> PROBLEM TO WORK ON
Output all of the records exactly as written.

— Begin MATERIAL TO PROCESS —

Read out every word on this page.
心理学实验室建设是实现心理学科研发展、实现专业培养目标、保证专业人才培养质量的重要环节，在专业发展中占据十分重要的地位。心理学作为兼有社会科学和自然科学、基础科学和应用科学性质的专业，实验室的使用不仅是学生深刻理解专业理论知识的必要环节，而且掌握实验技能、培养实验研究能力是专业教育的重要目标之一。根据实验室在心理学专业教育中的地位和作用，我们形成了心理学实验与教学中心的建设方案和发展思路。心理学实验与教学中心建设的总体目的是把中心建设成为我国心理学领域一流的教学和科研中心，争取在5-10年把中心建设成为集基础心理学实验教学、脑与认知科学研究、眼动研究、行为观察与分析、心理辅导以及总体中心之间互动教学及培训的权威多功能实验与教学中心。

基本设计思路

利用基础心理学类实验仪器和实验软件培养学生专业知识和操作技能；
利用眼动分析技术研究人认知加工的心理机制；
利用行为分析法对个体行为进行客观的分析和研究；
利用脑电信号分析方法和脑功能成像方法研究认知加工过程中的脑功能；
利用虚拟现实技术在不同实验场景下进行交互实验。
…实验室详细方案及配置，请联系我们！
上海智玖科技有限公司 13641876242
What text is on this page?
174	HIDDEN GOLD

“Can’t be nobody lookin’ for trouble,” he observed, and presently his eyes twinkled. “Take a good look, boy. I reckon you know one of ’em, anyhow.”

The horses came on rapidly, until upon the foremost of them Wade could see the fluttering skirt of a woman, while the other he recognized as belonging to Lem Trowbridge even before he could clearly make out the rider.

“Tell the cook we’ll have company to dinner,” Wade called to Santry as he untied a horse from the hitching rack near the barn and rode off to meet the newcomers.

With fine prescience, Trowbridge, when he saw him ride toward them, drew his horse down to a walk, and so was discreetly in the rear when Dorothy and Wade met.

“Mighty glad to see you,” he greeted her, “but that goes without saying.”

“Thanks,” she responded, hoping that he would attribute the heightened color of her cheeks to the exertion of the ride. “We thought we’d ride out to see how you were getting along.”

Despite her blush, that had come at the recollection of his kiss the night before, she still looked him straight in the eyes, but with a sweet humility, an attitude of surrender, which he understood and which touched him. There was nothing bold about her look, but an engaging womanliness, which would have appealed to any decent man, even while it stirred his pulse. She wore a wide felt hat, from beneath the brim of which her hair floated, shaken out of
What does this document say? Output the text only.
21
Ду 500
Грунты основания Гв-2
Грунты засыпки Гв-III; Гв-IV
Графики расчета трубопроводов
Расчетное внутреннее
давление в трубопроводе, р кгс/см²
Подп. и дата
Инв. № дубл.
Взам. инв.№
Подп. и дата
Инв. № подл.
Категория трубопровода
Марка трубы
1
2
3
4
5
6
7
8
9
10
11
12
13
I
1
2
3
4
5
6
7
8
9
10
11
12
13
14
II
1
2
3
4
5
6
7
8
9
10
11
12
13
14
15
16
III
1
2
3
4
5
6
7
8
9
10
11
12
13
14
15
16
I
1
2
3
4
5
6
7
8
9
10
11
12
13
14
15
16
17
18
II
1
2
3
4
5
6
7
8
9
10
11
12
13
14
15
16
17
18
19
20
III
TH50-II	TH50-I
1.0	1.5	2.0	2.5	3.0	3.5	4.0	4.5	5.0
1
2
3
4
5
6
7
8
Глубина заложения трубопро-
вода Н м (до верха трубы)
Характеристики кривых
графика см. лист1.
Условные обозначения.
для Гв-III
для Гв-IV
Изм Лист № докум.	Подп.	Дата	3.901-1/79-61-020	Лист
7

— End MATERIAL TO PROCESS —

> RESPONSE TO THIS EXERCISE
Read out every word on this page.
心理学实验室建设是实现心理学科研发展、实现专业培养目标、保证专业人才培养质量的重要环节，在专业发展中占据十分重要的地位。心理学作为兼有社会科学和自然科学、基础科学和应用科学性质的专业，实验室的使用不仅是学生深刻理解专业理论知识的必要环节，而且掌握实验技能、培养实验研究能力是专业教育的重要目标之一。根据实验室在心理学专业教育中的地位和作用，我们形成了心理学实验与教学中心的建设方案和发展思路。心理学实验与教学中心建设的总体目的是把中心建设成为我国心理学领域一流的教学和科研中心，争取在5-10年把中心建设成为集基础心理学实验教学、脑与认知科学研究、眼动研究、行为观察与分析、心理辅导以及总体中心之间互动教学及培训的权威多功能实验与教学中心。

基本设计思路

利用基础心理学类实验仪器和实验软件培养学生专业知识和操作技能；
利用眼动分析技术研究人认知加工的心理机制；
利用行为分析法对个体行为进行客观的分析和研究；
利用脑电信号分析方法和脑功能成像方法研究认知加工过程中的脑功能；
利用虚拟现实技术在不同实验场景下进行交互实验。
…实验室详细方案及配置，请联系我们！
上海智玖科技有限公司 13641876242
What text is on this page?
174	HIDDEN GOLD

“Can’t be nobody lookin’ for trouble,” he observed, and presently his eyes twinkled. “Take a good look, boy. I reckon you know one of ’em, anyhow.”

The horses came on rapidly, until upon the foremost of them Wade could see the fluttering skirt of a woman, while the other he recognized as belonging to Lem Trowbridge even before he could clearly make out the rider.

“Tell the cook we’ll have company to dinner,” Wade called to Santry as he untied a horse from the hitching rack near the barn and rode off to meet the newcomers.

With fine prescience, Trowbridge, when he saw him ride toward them, drew his horse down to a walk, and so was discreetly in the rear when Dorothy and Wade met.

“Mighty glad to see you,” he greeted her, “but that goes without saying.”

“Thanks,” she responded, hoping that he would attribute the heightened color of her cheeks to the exertion of the ride. “We thought we’d ride out to see how you were getting along.”

Despite her blush, that had come at the recollection of his kiss the night before, she still looked him straight in the eyes, but with a sweet humility, an attitude of surrender, which he understood and which touched him. There was nothing bold about her look, but an engaging womanliness, which would have appealed to any decent man, even while it stirred his pulse. She wore a wide felt hat, from beneath the brim of which her hair floated, shaken out of
What does this document say? Output the text only.
21
Ду 500
Грунты основания Гв-2
Грунты засыпки Гв-III; Гв-IV
Графики расчета трубопроводов
Расчетное внутреннее
давление в трубопроводе, р кгс/см²
Подп. и дата
Инв. № дубл.
Взам. инв.№
Подп. и дата
Инв. № подл.
Категория трубопровода
Марка трубы
1
2
3
4
5
6
7
8
9
10
11
12
13
I
1
2
3
4
5
6
7
8
9
10
11
12
13
14
II
1
2
3
4
5
6
7
8
9
10
11
12
13
14
15
16
III
1
2
3
4
5
6
7
8
9
10
11
12
13
14
15
16
I
1
2
3
4
5
6
7
8
9
10
11
12
13
14
15
16
17
18
II
1
2
3
4
5
6
7
8
9
10
11
12
13
14
15
16
17
18
19
20
III
TH50-II	TH50-I
1.0	1.5	2.0	2.5	3.0	3.5	4.0	4.5	5.0
1
2
3
4
5
6
7
8
Глубина заложения трубопро-
вода Н м (до верха трубы)
Характеристики кривых
графика см. лист1.
Условные обозначения.
для Гв-III
для Гв-IV
Изм Лист № докум.	Подп.	Дата	3.901-1/79-61-020	Лист
7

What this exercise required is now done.